Records provided
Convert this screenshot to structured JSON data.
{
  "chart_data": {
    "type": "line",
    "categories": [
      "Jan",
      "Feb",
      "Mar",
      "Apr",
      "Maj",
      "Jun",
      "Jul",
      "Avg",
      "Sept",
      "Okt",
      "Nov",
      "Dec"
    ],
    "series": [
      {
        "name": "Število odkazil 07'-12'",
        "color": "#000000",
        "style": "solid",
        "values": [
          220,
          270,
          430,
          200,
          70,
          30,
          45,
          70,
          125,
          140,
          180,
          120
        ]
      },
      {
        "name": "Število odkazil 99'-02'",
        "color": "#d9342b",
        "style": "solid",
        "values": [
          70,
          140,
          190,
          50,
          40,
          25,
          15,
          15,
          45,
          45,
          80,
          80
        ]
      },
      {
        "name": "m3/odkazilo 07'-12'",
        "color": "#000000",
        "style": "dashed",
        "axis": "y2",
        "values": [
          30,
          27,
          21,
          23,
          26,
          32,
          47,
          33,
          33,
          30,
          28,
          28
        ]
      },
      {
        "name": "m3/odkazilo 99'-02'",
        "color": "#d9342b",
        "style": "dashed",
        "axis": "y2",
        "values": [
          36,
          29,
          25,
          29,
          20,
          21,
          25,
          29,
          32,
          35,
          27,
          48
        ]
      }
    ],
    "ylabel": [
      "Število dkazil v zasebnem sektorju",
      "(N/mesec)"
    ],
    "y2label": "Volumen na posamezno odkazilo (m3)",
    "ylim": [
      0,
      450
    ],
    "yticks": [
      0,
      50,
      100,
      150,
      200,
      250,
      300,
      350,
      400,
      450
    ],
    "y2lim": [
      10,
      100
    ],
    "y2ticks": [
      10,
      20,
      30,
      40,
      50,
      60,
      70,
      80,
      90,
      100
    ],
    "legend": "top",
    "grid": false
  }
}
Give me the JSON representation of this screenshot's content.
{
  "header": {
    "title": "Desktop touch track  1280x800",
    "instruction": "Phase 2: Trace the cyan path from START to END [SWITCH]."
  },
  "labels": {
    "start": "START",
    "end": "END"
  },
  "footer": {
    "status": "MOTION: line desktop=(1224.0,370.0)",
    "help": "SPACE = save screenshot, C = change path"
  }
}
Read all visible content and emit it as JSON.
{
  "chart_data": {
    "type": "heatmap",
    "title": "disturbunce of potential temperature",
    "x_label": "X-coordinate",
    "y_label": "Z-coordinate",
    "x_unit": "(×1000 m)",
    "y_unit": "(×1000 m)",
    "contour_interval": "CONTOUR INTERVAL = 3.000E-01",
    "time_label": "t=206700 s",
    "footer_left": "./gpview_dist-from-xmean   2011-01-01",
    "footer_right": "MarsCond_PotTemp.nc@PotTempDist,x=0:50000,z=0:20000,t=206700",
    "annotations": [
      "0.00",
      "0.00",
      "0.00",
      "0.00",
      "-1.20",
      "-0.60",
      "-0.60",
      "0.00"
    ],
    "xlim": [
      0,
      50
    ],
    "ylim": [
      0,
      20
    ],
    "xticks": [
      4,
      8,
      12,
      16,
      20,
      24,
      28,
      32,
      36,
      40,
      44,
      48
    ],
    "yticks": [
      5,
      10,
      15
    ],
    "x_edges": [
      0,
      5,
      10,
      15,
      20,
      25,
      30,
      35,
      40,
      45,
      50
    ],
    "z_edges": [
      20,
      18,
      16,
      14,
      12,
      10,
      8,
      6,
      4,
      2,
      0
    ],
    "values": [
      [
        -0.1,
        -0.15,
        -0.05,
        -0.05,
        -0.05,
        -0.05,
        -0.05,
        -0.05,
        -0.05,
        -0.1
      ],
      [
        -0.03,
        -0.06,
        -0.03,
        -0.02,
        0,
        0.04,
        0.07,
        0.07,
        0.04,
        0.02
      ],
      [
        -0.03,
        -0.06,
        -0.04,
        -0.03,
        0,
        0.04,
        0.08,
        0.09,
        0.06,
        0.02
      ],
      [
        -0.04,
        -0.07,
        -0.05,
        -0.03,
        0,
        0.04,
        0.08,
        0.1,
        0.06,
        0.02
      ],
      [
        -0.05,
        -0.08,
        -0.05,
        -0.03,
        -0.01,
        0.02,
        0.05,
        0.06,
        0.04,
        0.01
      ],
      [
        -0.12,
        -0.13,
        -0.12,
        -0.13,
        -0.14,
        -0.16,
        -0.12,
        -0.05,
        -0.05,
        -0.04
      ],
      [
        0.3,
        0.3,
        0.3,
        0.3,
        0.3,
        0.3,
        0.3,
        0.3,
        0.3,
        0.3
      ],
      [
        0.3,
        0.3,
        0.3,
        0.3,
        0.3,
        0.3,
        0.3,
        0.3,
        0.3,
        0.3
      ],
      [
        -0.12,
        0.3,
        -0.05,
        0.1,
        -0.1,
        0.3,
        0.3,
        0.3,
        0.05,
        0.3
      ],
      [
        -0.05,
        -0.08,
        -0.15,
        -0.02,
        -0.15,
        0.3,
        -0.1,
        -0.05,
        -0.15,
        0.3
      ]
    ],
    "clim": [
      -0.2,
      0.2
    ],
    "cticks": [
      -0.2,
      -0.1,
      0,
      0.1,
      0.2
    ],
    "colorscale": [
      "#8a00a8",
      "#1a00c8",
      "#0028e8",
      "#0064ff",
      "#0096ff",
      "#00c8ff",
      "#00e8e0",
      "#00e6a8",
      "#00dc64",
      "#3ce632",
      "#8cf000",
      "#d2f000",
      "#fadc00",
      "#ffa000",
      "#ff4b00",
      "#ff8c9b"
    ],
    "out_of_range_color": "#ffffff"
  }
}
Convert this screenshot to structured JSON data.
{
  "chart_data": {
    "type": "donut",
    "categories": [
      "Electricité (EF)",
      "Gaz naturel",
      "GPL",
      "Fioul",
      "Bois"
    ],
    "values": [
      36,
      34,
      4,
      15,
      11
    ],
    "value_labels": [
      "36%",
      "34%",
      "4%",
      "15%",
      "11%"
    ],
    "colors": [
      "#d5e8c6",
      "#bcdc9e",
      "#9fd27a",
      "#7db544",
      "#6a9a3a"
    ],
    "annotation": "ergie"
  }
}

The task
Write out every entry above, word for word.

The reply
Convert this screenshot to structured JSON data.
{
  "chart_data": {
    "type": "line",
    "categories": [
      "Jan",
      "Feb",
      "Mar",
      "Apr",
      "Maj",
      "Jun",
      "Jul",
      "Avg",
      "Sept",
      "Okt",
      "Nov",
      "Dec"
    ],
    "series": [
      {
        "name": "Število odkazil 07'-12'",
        "color": "#000000",
        "style": "solid",
        "values": [
          220,
          270,
          430,
          200,
          70,
          30,
          45,
          70,
          125,
          140,
          180,
          120
        ]
      },
      {
        "name": "Število odkazil 99'-02'",
        "color": "#d9342b",
        "style": "solid",
        "values": [
          70,
          140,
          190,
          50,
          40,
          25,
          15,
          15,
          45,
          45,
          80,
          80
        ]
      },
      {
        "name": "m3/odkazilo 07'-12'",
        "color": "#000000",
        "style": "dashed",
        "axis": "y2",
        "values": [
          30,
          27,
          21,
          23,
          26,
          32,
          47,
          33,
          33,
          30,
          28,
          28
        ]
      },
      {
        "name": "m3/odkazilo 99'-02'",
        "color": "#d9342b",
        "style": "dashed",
        "axis": "y2",
        "values": [
          36,
          29,
          25,
          29,
          20,
          21,
          25,
          29,
          32,
          35,
          27,
          48
        ]
      }
    ],
    "ylabel": [
      "Število dkazil v zasebnem sektorju",
      "(N/mesec)"
    ],
    "y2label": "Volumen na posamezno odkazilo (m3)",
    "ylim": [
      0,
      450
    ],
    "yticks": [
      0,
      50,
      100,
      150,
      200,
      250,
      300,
      350,
      400,
      450
    ],
    "y2lim": [
      10,
      100
    ],
    "y2ticks": [
      10,
      20,
      30,
      40,
      50,
      60,
      70,
      80,
      90,
      100
    ],
    "legend": "top",
    "grid": false
  }
}
Give me the JSON representation of this screenshot's content.
{
  "header": {
    "title": "Desktop touch track  1280x800",
    "instruction": "Phase 2: Trace the cyan path from START to END [SWITCH]."
  },
  "labels": {
    "start": "START",
    "end": "END"
  },
  "footer": {
    "status": "MOTION: line desktop=(1224.0,370.0)",
    "help": "SPACE = save screenshot, C = change path"
  }
}
Read all visible content and emit it as JSON.
{
  "chart_data": {
    "type": "heatmap",
    "title": "disturbunce of potential temperature",
    "x_label": "X-coordinate",
    "y_label": "Z-coordinate",
    "x_unit": "(×1000 m)",
    "y_unit": "(×1000 m)",
    "contour_interval": "CONTOUR INTERVAL = 3.000E-01",
    "time_label": "t=206700 s",
    "footer_left": "./gpview_dist-from-xmean   2011-01-01",
    "footer_right": "MarsCond_PotTemp.nc@PotTempDist,x=0:50000,z=0:20000,t=206700",
    "annotations": [
      "0.00",
      "0.00",
      "0.00",
      "0.00",
      "-1.20",
      "-0.60",
      "-0.60",
      "0.00"
    ],
    "xlim": [
      0,
      50
    ],
    "ylim": [
      0,
      20
    ],
    "xticks": [
      4,
      8,
      12,
      16,
      20,
      24,
      28,
      32,
      36,
      40,
      44,
      48
    ],
    "yticks": [
      5,
      10,
      15
    ],
    "x_edges": [
      0,
      5,
      10,
      15,
      20,
      25,
      30,
      35,
      40,
      45,
      50
    ],
    "z_edges": [
      20,
      18,
      16,
      14,
      12,
      10,
      8,
      6,
      4,
      2,
      0
    ],
    "values": [
      [
        -0.1,
        -0.15,
        -0.05,
        -0.05,
        -0.05,
        -0.05,
        -0.05,
        -0.05,
        -0.05,
        -0.1
      ],
      [
        -0.03,
        -0.06,
        -0.03,
        -0.02,
        0,
        0.04,
        0.07,
        0.07,
        0.04,
        0.02
      ],
      [
        -0.03,
        -0.06,
        -0.04,
        -0.03,
        0,
        0.04,
        0.08,
        0.09,
        0.06,
        0.02
      ],
      [
        -0.04,
        -0.07,
        -0.05,
        -0.03,
        0,
        0.04,
        0.08,
        0.1,
        0.06,
        0.02
      ],
      [
        -0.05,
        -0.08,
        -0.05,
        -0.03,
        -0.01,
        0.02,
        0.05,
        0.06,
        0.04,
        0.01
      ],
      [
        -0.12,
        -0.13,
        -0.12,
        -0.13,
        -0.14,
        -0.16,
        -0.12,
        -0.05,
        -0.05,
        -0.04
      ],
      [
        0.3,
        0.3,
        0.3,
        0.3,
        0.3,
        0.3,
        0.3,
        0.3,
        0.3,
        0.3
      ],
      [
        0.3,
        0.3,
        0.3,
        0.3,
        0.3,
        0.3,
        0.3,
        0.3,
        0.3,
        0.3
      ],
      [
        -0.12,
        0.3,
        -0.05,
        0.1,
        -0.1,
        0.3,
        0.3,
        0.3,
        0.05,
        0.3
      ],
      [
        -0.05,
        -0.08,
        -0.15,
        -0.02,
        -0.15,
        0.3,
        -0.1,
        -0.05,
        -0.15,
        0.3
      ]
    ],
    "clim": [
      -0.2,
      0.2
    ],
    "cticks": [
      -0.2,
      -0.1,
      0,
      0.1,
      0.2
    ],
    "colorscale": [
      "#8a00a8",
      "#1a00c8",
      "#0028e8",
      "#0064ff",
      "#0096ff",
      "#00c8ff",
      "#00e8e0",
      "#00e6a8",
      "#00dc64",
      "#3ce632",
      "#8cf000",
      "#d2f000",
      "#fadc00",
      "#ffa000",
      "#ff4b00",
      "#ff8c9b"
    ],
    "out_of_range_color": "#ffffff"
  }
}
Convert this screenshot to structured JSON data.
{
  "chart_data": {
    "type": "donut",
    "categories": [
      "Electricité (EF)",
      "Gaz naturel",
      "GPL",
      "Fioul",
      "Bois"
    ],
    "values": [
      36,
      34,
      4,
      15,
      11
    ],
    "value_labels": [
      "36%",
      "34%",
      "4%",
      "15%",
      "11%"
    ],
    "colors": [
      "#d5e8c6",
      "#bcdc9e",
      "#9fd27a",
      "#7db544",
      "#6a9a3a"
    ],
    "annotation": "ergie"
  }
}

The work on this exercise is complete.